Please answer from the comment thread below: where does robertskmiles say the recalled passage about loving your neighbour as yourself was read?

§ TEXT PROVIDED:
----------

P.S. I love how meta this has become.

Comment author: robertskmiles 25 July 2012 10:34:38AM *  2 points [-]

But it turns out that tasks that seem easy to us can in fact require such a specialized region.

In a way, this really shouldn't be surprising at all. Any common mental task which has its own specialised region will of course seem easy to us, because it doesn't make use of the parts of the brain we are consciously aware of.

Comment author: robertskmiles 17 July 2012 07:41:47PM 3 points [-]

I think the "just make sure everyone agrees on everything" idea is a good one, but quite difficult in practice.

Comment author: robertskmiles 12 July 2012 04:56:33PM *  7 points [-]

With this line of argument, there's literally no point at which one can sit back and say, "I've fulfilled my duty to charity - there's nothing more to do".

That reminds me very strongly of something I read in a Jewish prayerbook, or possibly the Talmud, a long time ago. I can't find it with google (translation being what it is), but here's my best recollection:

"It is a command we are given repeatedly in Torah. But what does it really mean to 'love your neighbour as yourself'? ... Never would a man say 'I have fulfilled my obligation to myself'. In the same way, you have never fulfilled your obligation to your neighbour."

Taking the comparison back the other way raises what I think is an interesting question. People have no issues with the idea that your obligations to yourself are unbounded, so why does having unbounded obligations to others pose a problem?

There's literally no point at which one can sit back and say, "I've fulfilled my duty to myself - there's nothing more to do".

Comment author: Multiheaded 18 June 2012 12:32:24PM -1 points [-]

Oh jeez, just screw it. Seems that I can't say even a slightly, tangentially ideological thing without fucking up.

Comment author: robertskmiles 18 June 2012 12:53:31PM 0 points [-]

I don't think you fucked up. Down-votes aren't from me.

Anyway, yeah I agree, Stephenson's own position is very different from the Vicks'. I still think they're the "good guys" in the story though, even though their opinions aren't held by the author.

----------

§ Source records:
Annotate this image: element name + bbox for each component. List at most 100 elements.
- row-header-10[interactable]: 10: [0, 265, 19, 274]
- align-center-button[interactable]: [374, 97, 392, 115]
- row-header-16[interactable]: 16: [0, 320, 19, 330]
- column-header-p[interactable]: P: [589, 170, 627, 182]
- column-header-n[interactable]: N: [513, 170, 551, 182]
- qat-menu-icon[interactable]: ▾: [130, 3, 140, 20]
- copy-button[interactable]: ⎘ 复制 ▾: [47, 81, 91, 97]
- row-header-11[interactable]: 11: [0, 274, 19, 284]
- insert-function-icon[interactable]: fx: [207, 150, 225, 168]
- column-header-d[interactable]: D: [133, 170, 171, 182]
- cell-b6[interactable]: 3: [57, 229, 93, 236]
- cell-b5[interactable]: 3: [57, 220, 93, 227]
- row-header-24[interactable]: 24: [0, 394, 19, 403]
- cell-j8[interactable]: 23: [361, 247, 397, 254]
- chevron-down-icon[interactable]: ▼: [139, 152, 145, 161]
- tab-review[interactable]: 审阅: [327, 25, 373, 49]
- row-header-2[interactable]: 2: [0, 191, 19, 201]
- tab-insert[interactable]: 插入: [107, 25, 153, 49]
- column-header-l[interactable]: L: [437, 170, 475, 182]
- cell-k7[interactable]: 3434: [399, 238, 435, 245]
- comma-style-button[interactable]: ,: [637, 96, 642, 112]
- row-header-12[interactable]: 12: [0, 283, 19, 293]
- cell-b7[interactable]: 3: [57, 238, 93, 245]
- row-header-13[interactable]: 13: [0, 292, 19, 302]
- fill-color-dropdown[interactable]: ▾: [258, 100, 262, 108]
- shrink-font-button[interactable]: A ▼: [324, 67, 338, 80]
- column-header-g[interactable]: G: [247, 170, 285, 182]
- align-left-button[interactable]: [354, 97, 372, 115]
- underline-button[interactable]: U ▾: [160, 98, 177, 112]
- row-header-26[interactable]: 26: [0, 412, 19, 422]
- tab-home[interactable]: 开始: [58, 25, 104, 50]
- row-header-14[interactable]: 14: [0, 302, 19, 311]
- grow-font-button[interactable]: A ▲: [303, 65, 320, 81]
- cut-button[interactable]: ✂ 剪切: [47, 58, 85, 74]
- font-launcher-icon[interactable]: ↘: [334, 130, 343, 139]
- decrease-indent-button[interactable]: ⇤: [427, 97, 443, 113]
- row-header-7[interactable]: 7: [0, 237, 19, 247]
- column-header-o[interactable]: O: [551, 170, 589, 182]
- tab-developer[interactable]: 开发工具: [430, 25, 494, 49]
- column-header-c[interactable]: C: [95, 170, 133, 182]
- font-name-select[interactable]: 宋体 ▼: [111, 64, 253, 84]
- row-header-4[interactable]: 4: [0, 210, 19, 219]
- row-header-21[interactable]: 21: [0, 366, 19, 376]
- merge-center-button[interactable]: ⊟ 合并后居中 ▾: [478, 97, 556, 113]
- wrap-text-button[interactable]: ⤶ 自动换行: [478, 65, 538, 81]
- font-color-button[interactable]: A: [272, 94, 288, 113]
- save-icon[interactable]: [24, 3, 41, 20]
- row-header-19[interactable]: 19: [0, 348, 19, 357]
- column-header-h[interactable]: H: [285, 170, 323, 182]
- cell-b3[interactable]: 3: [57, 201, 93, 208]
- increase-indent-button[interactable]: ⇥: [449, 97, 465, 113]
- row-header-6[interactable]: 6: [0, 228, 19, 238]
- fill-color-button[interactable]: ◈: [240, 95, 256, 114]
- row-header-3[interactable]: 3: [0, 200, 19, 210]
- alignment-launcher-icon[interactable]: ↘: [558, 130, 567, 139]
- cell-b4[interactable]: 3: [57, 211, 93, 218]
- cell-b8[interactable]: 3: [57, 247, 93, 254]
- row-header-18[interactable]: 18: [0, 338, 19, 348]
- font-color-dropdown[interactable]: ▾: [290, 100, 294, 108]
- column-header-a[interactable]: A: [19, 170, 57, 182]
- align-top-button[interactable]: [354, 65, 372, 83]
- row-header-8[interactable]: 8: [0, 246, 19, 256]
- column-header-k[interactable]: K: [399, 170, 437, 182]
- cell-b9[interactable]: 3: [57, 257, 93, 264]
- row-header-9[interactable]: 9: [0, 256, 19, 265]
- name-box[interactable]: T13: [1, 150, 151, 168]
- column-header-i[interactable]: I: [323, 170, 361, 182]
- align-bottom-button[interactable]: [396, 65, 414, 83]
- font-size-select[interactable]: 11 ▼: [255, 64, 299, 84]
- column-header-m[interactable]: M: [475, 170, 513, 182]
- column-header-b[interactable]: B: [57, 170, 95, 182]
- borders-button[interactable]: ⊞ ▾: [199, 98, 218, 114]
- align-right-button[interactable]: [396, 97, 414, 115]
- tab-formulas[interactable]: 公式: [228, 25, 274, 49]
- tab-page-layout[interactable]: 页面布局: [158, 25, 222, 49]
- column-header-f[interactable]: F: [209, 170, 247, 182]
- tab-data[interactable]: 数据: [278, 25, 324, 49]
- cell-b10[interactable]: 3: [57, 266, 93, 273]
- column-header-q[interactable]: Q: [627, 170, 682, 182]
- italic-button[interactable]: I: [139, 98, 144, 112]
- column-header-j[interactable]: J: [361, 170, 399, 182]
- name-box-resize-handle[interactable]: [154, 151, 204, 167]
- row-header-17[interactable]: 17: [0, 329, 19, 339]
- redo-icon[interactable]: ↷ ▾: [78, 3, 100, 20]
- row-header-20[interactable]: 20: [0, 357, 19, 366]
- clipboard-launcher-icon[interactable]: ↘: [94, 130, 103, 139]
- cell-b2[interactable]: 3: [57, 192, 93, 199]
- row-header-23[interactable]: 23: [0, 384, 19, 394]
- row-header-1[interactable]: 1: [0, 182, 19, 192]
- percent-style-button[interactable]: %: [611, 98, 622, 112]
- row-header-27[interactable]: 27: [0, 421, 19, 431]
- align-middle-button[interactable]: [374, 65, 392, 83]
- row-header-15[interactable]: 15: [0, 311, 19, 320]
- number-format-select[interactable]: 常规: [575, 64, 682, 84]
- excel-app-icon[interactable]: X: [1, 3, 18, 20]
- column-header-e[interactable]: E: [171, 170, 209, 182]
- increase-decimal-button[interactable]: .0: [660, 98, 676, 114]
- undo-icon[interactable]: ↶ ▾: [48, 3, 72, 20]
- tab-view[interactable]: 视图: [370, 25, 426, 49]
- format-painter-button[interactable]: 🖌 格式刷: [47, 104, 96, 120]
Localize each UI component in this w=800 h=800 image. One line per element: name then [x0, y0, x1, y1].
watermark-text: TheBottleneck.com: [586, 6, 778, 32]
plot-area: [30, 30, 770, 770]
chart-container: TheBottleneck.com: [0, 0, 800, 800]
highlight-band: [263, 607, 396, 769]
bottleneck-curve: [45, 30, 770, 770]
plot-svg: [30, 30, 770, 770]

----------

§ RESULT BELOW: In a Jewish prayerbook, or possibly the Talmud.